§ Goal of the exercise:
All records must be quoted exactly. Omit the pictures.

-*-*-

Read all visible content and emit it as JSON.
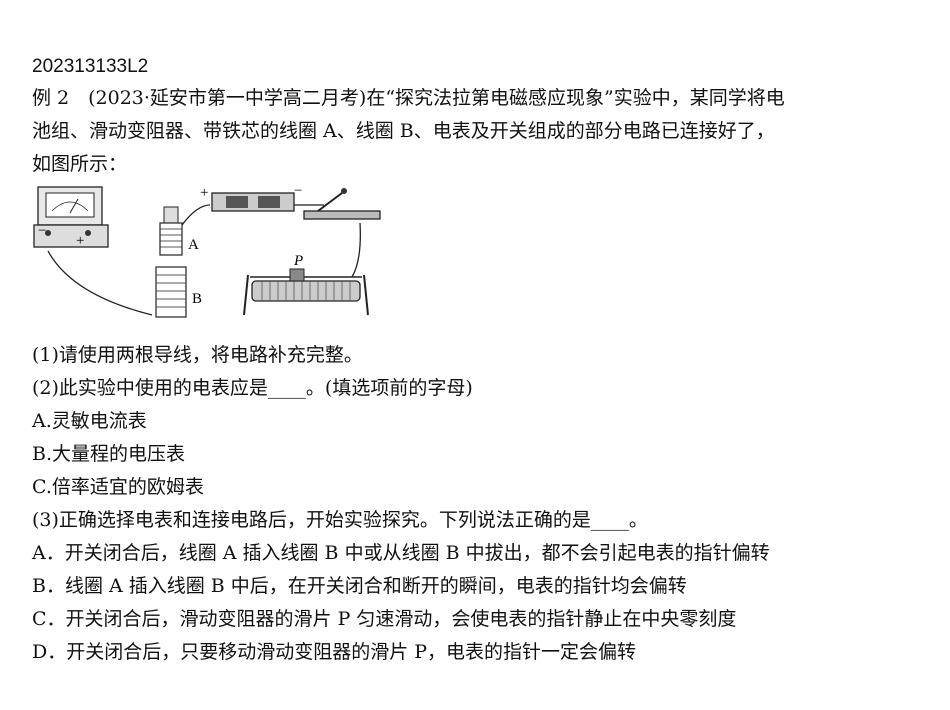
{
  "doc_code": "202313133L2",
  "example": {
    "line1": "例 2　(2023·延安市第一中学高二月考)在“探究法拉第电磁感应现象”实验中，某同学将电",
    "line2": "池组、滑动变阻器、带铁芯的线圈 A、线圈 B、电表及开关组成的部分电路已连接好了，",
    "line3": "如图所示："
  },
  "figure": {
    "label_a": "A",
    "label_b": "B",
    "label_p": "P",
    "plus": "+",
    "minus": "−"
  },
  "questions": {
    "q1": "(1)请使用两根导线，将电路补充完整。",
    "q2": "(2)此实验中使用的电表应是____。(填选项前的字母)",
    "q2_options": [
      "A.灵敏电流表",
      "B.大量程的电压表",
      "C.倍率适宜的欧姆表"
    ],
    "q3": "(3)正确选择电表和连接电路后，开始实验探究。下列说法正确的是____。",
    "q3_options": [
      "A．开关闭合后，线圈 A 插入线圈 B 中或从线圈 B 中拔出，都不会引起电表的指针偏转",
      "B．线圈 A 插入线圈 B 中后，在开关闭合和断开的瞬间，电表的指针均会偏转",
      "C．开关闭合后，滑动变阻器的滑片 P 匀速滑动，会使电表的指针静止在中央零刻度",
      "D．开关闭合后，只要移动滑动变阻器的滑片 P，电表的指针一定会偏转"
    ]
  }
}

-*-*-

§ Task solution:
Read all visible content and emit it as JSON.
{
  "doc_code": "202313133L2",
  "example": {
    "line1": "例 2　(2023·延安市第一中学高二月考)在“探究法拉第电磁感应现象”实验中，某同学将电",
    "line2": "池组、滑动变阻器、带铁芯的线圈 A、线圈 B、电表及开关组成的部分电路已连接好了，",
    "line3": "如图所示："
  },
  "figure": {
    "label_a": "A",
    "label_b": "B",
    "label_p": "P",
    "plus": "+",
    "minus": "−"
  },
  "questions": {
    "q1": "(1)请使用两根导线，将电路补充完整。",
    "q2": "(2)此实验中使用的电表应是____。(填选项前的字母)",
    "q2_options": [
      "A.灵敏电流表",
      "B.大量程的电压表",
      "C.倍率适宜的欧姆表"
    ],
    "q3": "(3)正确选择电表和连接电路后，开始实验探究。下列说法正确的是____。",
    "q3_options": [
      "A．开关闭合后，线圈 A 插入线圈 B 中或从线圈 B 中拔出，都不会引起电表的指针偏转",
      "B．线圈 A 插入线圈 B 中后，在开关闭合和断开的瞬间，电表的指针均会偏转",
      "C．开关闭合后，滑动变阻器的滑片 P 匀速滑动，会使电表的指针静止在中央零刻度",
      "D．开关闭合后，只要移动滑动变阻器的滑片 P，电表的指针一定会偏转"
    ]
  }
}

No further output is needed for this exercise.